WRITTEN REQUEST:
Could you carry on the forum thread about the slave I/O rack dropping out, picking up right after its last post?

PASSAGE SHOWN:

Also, not sure if it's related, but nobody was in the cabinet a couple days ago, and the slave rack just dropped out. That time was different. The slave rack I/O cards, all displayed blinking red OK. The Ethernet card said good comms. I know very little about this system and none of my coworkers are too familiar with it either. I finally figured out I needed to reset the power supply on the slave rack. Then the cards communicated. I called the rack without the CPU the 'slave rack', not sure if that's how Rockwell terms it. Is this problem related? Note when it has the 'DVM trip', the OK lamps didn't blink red, or if they did, they didn't stay blinking. This is a running plant but I need to service the instruments & understand this.
 
How is your slave/remote I/O powered [The power Supply for the rack]? Is it 24VDC or 120VAC? If it’s 24VDC, what type of power supply?
 
Follow-up

Thanks much for responding! It is powered with 120 VAC coming off an APC UPS. UPS is at 10% of capacity and battery reads good; batteries were changed about 1.5 years ago. CPU rack is powered off of the same UPS. I don't think CPU rack dropped out at same time but wasn't watching; is there any way to tell in log(s) what happened? We have a 2006 version of RSVIEW and RSLOGIX. I have DeltaV and Honeywell Hybrid Controller experience but not much A/B experience yet. I'd like to address this problem so I can service some instruments in this cabinet but right now, I don't want anybody in there for fear of shutting plant down again.
 
I'd say loose wire. Loose connections are bugger sometimes, and once you find one loose you think you've got it licked, but then it happens again. Where there's one loose, there's probably more. Anymore, if I suspect a loose wire, or if I happen to stumble upon a loose wire while troubleshooting, I tighten every connection in the panel, and tug each wire after tightening. It can't hurt anything (unless your cabinet is 30+ years old and terminals are brittle) and going through and tightening all connections is actually a PM for some organizations (incl. the military).
 
I'd say loose wire. Loose connections are bugger sometimes, and once you find one loose you think you've got it licked, but then it happens again. Where there's one loose, there's probably more. Anymore, if I suspect a loose wire, or if I happen to stumble upon a loose wire while troubleshooting, I tighten every connection in the panel, and tug each wire after tightening. It can't hurt anything (unless your cabinet is 30+ years old and terminals are brittle) and going through and tightening all connections is actually a PM for some organizations (incl. the military).

SOURCE DATA:

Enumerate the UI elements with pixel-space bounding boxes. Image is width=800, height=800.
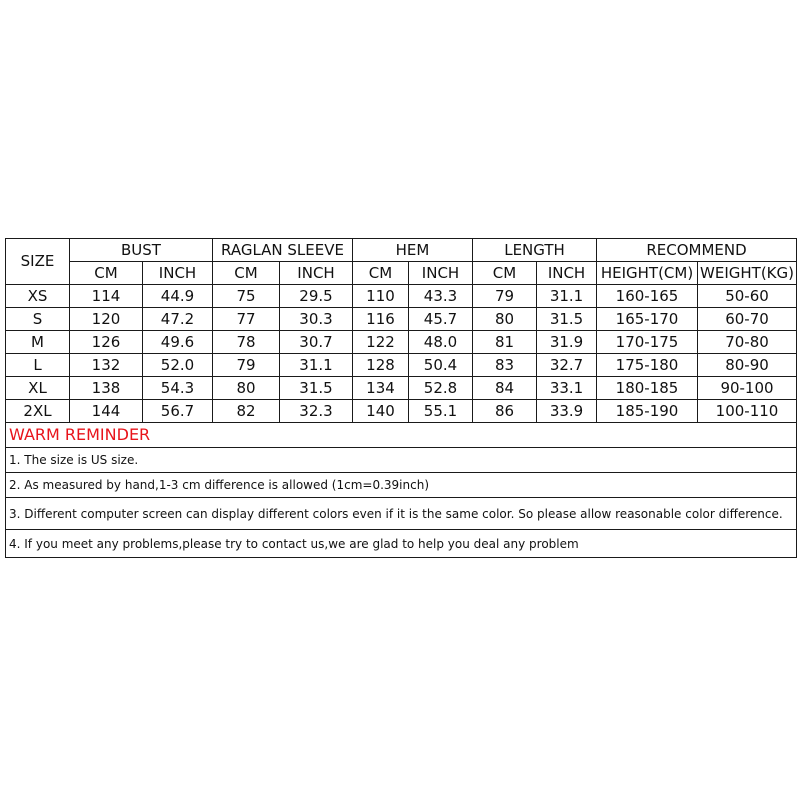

OUTPUT BELOW:
An excellent idea. I seem to remember reading somewhere that the stranded wire connections on compression screw type terminal strips and devices should be rechecked six months after installation. They do loosen over time - temperature cycling, contactors chunking in and out, etc.

I've done panels where the vast majority of connections were tight but a small percentage would take half a turn to a whole turn. An even smaller number were loose to the point they'd have fallen out if it weren't for the wire stiffness.
 
An excellent idea. I seem to remember reading somewhere that the stranded wire connections on compression screw type terminal strips and devices should be rechecked six months after installation. They do loosen over time - temperature cycling, contactors chunking in and out, etc.

Wago loves to get on the soap box about this when marketing their "Cage Clamp" terminals; they aren't wrong, screw terminals do get loose over time, whereas the Cage Clamps actually get tighter over time.
 
Sounds like you merely lost output power when you checked your voltage with the DVM, but encountered a fault in the other instance. You said that you had to reset the power supply to re-enable the chassis after the incidental fault. Have you checked your power supply grounding?
 
I will check resistance to ground. Anything else I can check on 1756 power supply? There is no wiring to the door except for 3 Rice Lake load cell transmitters/indicating displays. I thought loose wire at first but problem seems to coincide exactly with when DVM probes contacted DIN rail screw & live wire, I don't think we bumped anything. This same event happened on left side and right side of cabinet, first time we definitely didn't touch a wire as DVM probes were simply against terminal strip screws. The other failure occurred when cabinet was closed, I was told nothing like that ever happened but that PLC had crashed maybe 2 times over last few years. I have no idea if the chassis reset issue is related, I am new to these cards & controllers. Panel itself was done by PESCO, it's lame. Lots of wire nuts, no cabinet lights, handwritten numbers on terminal strip (nearly worn off), nothing individually fused. I think this entire cabinet has maybe 12 fuses in it. I'm going to upgrade to redundant controllers at some point but want to fix the basic reliability/stability issues first. The computers also tend to freeze when plotting (RSView32). No idea why.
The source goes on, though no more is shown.